Copy every line of the items below word for word, without changing a single character.

**Task data**
----
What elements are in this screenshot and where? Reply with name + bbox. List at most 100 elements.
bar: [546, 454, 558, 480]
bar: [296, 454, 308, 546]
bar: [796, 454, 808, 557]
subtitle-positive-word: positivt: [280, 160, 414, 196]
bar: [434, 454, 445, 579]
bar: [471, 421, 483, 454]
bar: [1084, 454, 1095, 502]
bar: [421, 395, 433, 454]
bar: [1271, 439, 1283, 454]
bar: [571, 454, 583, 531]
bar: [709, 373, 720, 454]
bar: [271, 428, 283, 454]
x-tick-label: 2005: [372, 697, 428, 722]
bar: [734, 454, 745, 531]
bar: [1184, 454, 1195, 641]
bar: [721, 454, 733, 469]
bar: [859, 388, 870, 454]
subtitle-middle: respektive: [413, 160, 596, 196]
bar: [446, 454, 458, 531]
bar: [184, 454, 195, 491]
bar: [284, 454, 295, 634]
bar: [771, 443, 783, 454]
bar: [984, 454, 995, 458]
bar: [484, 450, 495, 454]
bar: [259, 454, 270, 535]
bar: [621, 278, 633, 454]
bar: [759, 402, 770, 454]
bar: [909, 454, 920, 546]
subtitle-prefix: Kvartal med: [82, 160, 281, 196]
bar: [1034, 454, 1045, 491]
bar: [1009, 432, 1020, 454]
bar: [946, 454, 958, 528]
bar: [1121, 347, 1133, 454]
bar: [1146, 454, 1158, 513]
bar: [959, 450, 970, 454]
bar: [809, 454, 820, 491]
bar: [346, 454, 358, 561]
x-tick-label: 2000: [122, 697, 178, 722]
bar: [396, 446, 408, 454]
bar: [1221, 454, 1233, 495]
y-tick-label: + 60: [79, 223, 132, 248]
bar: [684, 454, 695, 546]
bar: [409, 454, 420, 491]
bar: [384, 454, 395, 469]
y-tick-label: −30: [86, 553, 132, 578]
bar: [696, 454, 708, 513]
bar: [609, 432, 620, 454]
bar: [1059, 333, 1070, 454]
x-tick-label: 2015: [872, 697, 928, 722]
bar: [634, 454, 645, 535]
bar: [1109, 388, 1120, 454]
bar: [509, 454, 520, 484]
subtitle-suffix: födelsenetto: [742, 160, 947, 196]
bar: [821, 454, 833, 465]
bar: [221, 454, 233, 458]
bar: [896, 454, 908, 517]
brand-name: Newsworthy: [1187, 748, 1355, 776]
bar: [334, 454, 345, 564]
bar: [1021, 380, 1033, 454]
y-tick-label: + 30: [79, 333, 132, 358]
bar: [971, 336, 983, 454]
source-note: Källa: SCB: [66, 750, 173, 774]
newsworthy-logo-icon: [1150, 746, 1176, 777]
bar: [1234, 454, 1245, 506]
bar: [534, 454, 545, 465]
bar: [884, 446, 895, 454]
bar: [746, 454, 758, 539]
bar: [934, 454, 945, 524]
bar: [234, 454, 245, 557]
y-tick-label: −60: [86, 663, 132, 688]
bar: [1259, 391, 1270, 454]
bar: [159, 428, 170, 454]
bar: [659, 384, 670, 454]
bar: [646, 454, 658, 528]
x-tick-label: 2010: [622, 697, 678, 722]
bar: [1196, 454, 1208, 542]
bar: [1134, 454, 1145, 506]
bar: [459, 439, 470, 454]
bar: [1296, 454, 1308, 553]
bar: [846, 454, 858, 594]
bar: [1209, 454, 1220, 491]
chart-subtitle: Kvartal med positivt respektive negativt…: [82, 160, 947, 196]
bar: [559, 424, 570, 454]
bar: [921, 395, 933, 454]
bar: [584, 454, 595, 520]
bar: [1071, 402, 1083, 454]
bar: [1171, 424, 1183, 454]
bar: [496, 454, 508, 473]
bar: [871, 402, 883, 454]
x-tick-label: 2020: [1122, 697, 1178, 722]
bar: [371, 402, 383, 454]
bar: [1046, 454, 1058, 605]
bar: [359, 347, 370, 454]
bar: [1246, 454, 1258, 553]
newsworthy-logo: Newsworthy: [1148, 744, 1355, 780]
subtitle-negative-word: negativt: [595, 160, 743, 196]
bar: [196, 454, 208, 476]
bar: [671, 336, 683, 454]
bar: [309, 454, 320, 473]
----
**Completed exercise**
What elements are in this screenshot and where? Reply with name + bbox. List at most 100 elements.
bar: [546, 454, 558, 480]
bar: [296, 454, 308, 546]
bar: [796, 454, 808, 557]
subtitle-positive-word: positivt: [280, 160, 414, 196]
bar: [434, 454, 445, 579]
bar: [471, 421, 483, 454]
bar: [1084, 454, 1095, 502]
bar: [421, 395, 433, 454]
bar: [1271, 439, 1283, 454]
bar: [571, 454, 583, 531]
bar: [709, 373, 720, 454]
bar: [271, 428, 283, 454]
x-tick-label: 2005: [372, 697, 428, 722]
bar: [734, 454, 745, 531]
bar: [1184, 454, 1195, 641]
bar: [721, 454, 733, 469]
bar: [859, 388, 870, 454]
subtitle-middle: respektive: [413, 160, 596, 196]
bar: [446, 454, 458, 531]
bar: [184, 454, 195, 491]
bar: [284, 454, 295, 634]
bar: [771, 443, 783, 454]
bar: [984, 454, 995, 458]
bar: [484, 450, 495, 454]
bar: [259, 454, 270, 535]
bar: [621, 278, 633, 454]
bar: [759, 402, 770, 454]
bar: [909, 454, 920, 546]
subtitle-prefix: Kvartal med: [82, 160, 281, 196]
bar: [1034, 454, 1045, 491]
bar: [1009, 432, 1020, 454]
bar: [946, 454, 958, 528]
bar: [1121, 347, 1133, 454]
bar: [1146, 454, 1158, 513]
bar: [959, 450, 970, 454]
bar: [809, 454, 820, 491]
bar: [346, 454, 358, 561]
x-tick-label: 2000: [122, 697, 178, 722]
bar: [396, 446, 408, 454]
bar: [1221, 454, 1233, 495]
y-tick-label: + 60: [79, 223, 132, 248]
bar: [684, 454, 695, 546]
bar: [409, 454, 420, 491]
bar: [384, 454, 395, 469]
y-tick-label: −30: [86, 553, 132, 578]
bar: [696, 454, 708, 513]
bar: [609, 432, 620, 454]
bar: [1059, 333, 1070, 454]
x-tick-label: 2015: [872, 697, 928, 722]
bar: [634, 454, 645, 535]
bar: [1109, 388, 1120, 454]
bar: [509, 454, 520, 484]
subtitle-suffix: födelsenetto: [742, 160, 947, 196]
bar: [821, 454, 833, 465]
bar: [221, 454, 233, 458]
bar: [896, 454, 908, 517]
brand-name: Newsworthy: [1187, 748, 1355, 776]
bar: [334, 454, 345, 564]
bar: [1021, 380, 1033, 454]
y-tick-label: + 30: [79, 333, 132, 358]
bar: [971, 336, 983, 454]
source-note: Källa: SCB: [66, 750, 173, 774]
newsworthy-logo-icon: [1150, 746, 1176, 777]
bar: [1234, 454, 1245, 506]
bar: [534, 454, 545, 465]
bar: [884, 446, 895, 454]
bar: [746, 454, 758, 539]
bar: [934, 454, 945, 524]
bar: [234, 454, 245, 557]
y-tick-label: −60: [86, 663, 132, 688]
bar: [1259, 391, 1270, 454]
bar: [159, 428, 170, 454]
bar: [659, 384, 670, 454]
bar: [646, 454, 658, 528]
x-tick-label: 2010: [622, 697, 678, 722]
bar: [1196, 454, 1208, 542]
bar: [1134, 454, 1145, 506]
bar: [459, 439, 470, 454]
bar: [1296, 454, 1308, 553]
bar: [846, 454, 858, 594]
bar: [1209, 454, 1220, 491]
chart-subtitle: Kvartal med positivt respektive negativt…: [82, 160, 947, 196]
bar: [559, 424, 570, 454]
bar: [921, 395, 933, 454]
bar: [584, 454, 595, 520]
bar: [1071, 402, 1083, 454]
bar: [1171, 424, 1183, 454]
bar: [496, 454, 508, 473]
bar: [871, 402, 883, 454]
x-tick-label: 2020: [1122, 697, 1178, 722]
bar: [371, 402, 383, 454]
bar: [1046, 454, 1058, 605]
bar: [359, 347, 370, 454]
bar: [1246, 454, 1258, 553]
newsworthy-logo: Newsworthy: [1148, 744, 1355, 780]
subtitle-negative-word: negativt: [595, 160, 743, 196]
bar: [196, 454, 208, 476]
bar: [671, 336, 683, 454]
bar: [309, 454, 320, 473]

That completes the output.